(A block of data)
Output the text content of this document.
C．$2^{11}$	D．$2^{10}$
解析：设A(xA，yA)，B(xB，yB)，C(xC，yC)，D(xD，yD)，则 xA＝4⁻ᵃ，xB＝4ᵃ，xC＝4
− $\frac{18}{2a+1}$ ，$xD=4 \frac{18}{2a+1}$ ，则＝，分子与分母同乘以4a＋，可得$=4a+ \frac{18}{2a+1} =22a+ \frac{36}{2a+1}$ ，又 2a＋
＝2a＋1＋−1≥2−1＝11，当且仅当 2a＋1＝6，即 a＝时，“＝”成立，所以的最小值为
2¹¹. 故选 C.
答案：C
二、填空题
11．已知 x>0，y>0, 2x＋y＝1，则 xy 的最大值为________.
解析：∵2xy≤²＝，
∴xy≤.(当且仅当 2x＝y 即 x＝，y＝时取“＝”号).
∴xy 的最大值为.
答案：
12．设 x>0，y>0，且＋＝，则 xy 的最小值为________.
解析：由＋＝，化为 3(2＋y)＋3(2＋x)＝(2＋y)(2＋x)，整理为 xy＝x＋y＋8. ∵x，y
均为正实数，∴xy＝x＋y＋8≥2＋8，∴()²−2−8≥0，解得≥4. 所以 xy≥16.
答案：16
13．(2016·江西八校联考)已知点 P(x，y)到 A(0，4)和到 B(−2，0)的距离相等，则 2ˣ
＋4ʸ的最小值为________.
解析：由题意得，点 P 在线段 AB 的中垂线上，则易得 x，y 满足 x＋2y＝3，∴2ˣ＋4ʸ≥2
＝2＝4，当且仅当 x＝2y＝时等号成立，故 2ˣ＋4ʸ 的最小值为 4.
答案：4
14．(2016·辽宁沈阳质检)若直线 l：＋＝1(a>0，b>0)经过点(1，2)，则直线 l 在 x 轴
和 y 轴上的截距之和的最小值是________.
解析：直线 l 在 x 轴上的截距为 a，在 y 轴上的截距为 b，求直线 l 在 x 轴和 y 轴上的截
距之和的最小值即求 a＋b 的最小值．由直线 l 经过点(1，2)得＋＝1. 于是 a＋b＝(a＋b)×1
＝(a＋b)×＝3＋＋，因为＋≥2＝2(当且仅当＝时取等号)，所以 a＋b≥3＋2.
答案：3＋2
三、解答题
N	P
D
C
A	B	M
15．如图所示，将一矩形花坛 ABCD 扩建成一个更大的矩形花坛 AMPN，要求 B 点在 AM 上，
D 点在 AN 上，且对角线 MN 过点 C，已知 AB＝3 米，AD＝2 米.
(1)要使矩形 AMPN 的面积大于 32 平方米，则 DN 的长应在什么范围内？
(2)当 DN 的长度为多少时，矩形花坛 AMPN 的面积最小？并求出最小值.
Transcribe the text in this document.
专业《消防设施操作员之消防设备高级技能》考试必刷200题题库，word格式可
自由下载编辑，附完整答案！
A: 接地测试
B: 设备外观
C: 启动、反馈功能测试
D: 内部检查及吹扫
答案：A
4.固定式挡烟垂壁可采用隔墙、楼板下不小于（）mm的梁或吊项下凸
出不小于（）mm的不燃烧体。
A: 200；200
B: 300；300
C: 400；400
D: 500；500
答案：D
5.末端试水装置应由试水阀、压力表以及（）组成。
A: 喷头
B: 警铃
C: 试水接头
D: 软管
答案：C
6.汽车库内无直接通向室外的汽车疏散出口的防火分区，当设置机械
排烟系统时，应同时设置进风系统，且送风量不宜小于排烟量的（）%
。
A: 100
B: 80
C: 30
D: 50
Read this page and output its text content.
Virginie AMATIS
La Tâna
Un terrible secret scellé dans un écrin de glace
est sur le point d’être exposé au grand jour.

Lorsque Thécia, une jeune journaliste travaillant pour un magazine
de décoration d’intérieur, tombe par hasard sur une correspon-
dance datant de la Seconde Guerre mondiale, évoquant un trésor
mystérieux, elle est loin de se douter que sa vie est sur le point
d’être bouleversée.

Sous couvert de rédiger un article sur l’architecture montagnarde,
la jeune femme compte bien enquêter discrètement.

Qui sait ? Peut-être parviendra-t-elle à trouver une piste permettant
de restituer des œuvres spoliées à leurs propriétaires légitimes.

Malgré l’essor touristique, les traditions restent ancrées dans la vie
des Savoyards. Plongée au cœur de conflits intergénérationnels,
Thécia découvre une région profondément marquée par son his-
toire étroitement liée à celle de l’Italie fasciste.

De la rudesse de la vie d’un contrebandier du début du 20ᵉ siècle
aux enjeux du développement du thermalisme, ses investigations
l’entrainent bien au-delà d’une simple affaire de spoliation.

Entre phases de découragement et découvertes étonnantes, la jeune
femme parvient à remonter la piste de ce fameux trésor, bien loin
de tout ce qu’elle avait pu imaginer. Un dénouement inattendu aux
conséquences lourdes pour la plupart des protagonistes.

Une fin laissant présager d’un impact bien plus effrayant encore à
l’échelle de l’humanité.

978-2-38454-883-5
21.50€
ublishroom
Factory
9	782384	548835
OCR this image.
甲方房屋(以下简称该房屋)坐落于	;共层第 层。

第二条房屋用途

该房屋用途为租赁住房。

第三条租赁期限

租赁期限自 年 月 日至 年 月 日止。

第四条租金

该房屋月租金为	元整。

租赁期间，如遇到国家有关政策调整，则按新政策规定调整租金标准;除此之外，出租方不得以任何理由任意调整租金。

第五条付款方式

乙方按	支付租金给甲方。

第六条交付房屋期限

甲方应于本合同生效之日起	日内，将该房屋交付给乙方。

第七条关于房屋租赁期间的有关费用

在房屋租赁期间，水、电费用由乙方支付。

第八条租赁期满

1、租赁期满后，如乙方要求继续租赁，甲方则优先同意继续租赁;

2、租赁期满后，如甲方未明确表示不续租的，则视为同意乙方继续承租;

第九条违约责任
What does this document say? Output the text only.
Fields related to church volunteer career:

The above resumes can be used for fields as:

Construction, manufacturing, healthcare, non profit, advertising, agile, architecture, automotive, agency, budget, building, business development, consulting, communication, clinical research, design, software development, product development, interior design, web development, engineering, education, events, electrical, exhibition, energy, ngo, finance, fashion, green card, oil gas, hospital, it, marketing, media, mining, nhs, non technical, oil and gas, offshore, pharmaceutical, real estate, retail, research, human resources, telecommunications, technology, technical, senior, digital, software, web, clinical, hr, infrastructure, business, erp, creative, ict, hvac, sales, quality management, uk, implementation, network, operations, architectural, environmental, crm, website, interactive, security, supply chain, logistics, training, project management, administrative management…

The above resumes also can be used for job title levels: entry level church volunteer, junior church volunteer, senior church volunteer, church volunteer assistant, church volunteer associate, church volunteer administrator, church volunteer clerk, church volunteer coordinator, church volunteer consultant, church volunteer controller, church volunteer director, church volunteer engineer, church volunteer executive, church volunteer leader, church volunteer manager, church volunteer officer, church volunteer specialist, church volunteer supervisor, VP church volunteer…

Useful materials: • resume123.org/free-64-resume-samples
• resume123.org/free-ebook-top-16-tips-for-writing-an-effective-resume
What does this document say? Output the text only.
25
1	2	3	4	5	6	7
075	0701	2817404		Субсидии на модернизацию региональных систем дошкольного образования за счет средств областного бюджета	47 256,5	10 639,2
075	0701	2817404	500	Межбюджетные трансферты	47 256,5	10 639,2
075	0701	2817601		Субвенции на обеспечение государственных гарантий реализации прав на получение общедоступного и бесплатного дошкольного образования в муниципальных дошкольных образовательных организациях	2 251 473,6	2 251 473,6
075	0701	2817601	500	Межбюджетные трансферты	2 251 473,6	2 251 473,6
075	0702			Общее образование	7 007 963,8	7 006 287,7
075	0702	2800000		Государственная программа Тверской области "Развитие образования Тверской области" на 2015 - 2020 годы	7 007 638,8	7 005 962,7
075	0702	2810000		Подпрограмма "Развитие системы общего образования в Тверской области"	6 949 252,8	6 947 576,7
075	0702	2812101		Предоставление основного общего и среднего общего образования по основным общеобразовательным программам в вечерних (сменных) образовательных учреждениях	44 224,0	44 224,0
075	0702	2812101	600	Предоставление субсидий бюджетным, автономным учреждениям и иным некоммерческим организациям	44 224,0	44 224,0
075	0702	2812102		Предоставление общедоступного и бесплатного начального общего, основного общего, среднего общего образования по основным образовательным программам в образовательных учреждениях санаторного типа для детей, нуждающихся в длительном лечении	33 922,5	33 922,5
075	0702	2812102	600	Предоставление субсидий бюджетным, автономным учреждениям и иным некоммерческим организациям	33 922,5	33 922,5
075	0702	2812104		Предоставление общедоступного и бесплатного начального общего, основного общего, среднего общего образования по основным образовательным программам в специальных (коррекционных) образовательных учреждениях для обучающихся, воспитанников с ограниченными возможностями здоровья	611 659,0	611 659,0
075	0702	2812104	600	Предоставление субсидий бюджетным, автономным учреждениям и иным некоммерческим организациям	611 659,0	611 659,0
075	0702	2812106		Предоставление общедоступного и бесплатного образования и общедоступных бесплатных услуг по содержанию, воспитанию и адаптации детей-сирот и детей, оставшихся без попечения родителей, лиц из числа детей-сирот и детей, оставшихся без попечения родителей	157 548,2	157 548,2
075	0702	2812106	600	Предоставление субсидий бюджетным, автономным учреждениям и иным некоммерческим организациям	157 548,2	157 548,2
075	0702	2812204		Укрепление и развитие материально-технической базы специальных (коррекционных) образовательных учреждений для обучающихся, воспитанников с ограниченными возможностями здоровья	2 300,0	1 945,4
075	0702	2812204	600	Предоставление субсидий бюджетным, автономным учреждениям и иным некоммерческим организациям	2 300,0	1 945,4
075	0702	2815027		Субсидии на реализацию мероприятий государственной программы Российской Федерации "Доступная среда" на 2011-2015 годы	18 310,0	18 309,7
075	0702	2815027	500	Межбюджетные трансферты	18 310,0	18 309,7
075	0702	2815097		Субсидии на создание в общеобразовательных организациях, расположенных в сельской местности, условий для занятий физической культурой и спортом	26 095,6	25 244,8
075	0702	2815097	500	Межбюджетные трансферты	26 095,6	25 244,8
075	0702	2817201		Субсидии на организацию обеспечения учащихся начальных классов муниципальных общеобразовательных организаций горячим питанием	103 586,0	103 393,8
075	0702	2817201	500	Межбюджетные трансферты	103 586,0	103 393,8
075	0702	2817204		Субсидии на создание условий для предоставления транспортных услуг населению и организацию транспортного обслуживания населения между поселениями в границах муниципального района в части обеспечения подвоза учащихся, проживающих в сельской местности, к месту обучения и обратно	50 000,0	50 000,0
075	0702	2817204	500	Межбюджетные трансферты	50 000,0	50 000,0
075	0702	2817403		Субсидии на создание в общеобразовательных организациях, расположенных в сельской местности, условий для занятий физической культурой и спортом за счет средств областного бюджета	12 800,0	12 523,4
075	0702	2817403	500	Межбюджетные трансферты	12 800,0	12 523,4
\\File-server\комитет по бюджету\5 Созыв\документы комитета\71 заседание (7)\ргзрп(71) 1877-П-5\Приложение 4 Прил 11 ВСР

## TASK PROMPT
Copy each line of the records containing the string "среднего".

## EXERCISE RESULT
075	0702	2812101		Предоставление основного общего и среднего общего образования по основным общеобразовательным программам в вечерних (сменных) образовательных учреждениях	44 224,0	44 224,0
075	0702	2812102		Предоставление общедоступного и бесплатного начального общего, основного общего, среднего общего образования по основным образовательным программам в образовательных учреждениях санаторного типа для детей, нуждающихся в длительном лечении	33 922,5	33 922,5
075	0702	2812104		Предоставление общедоступного и бесплатного начального общего, основного общего, среднего общего образования по основным образовательным программам в специальных (коррекционных) образовательных учреждениях для обучающихся, воспитанников с ограниченными возможностями здоровья	611 659,0	611 659,0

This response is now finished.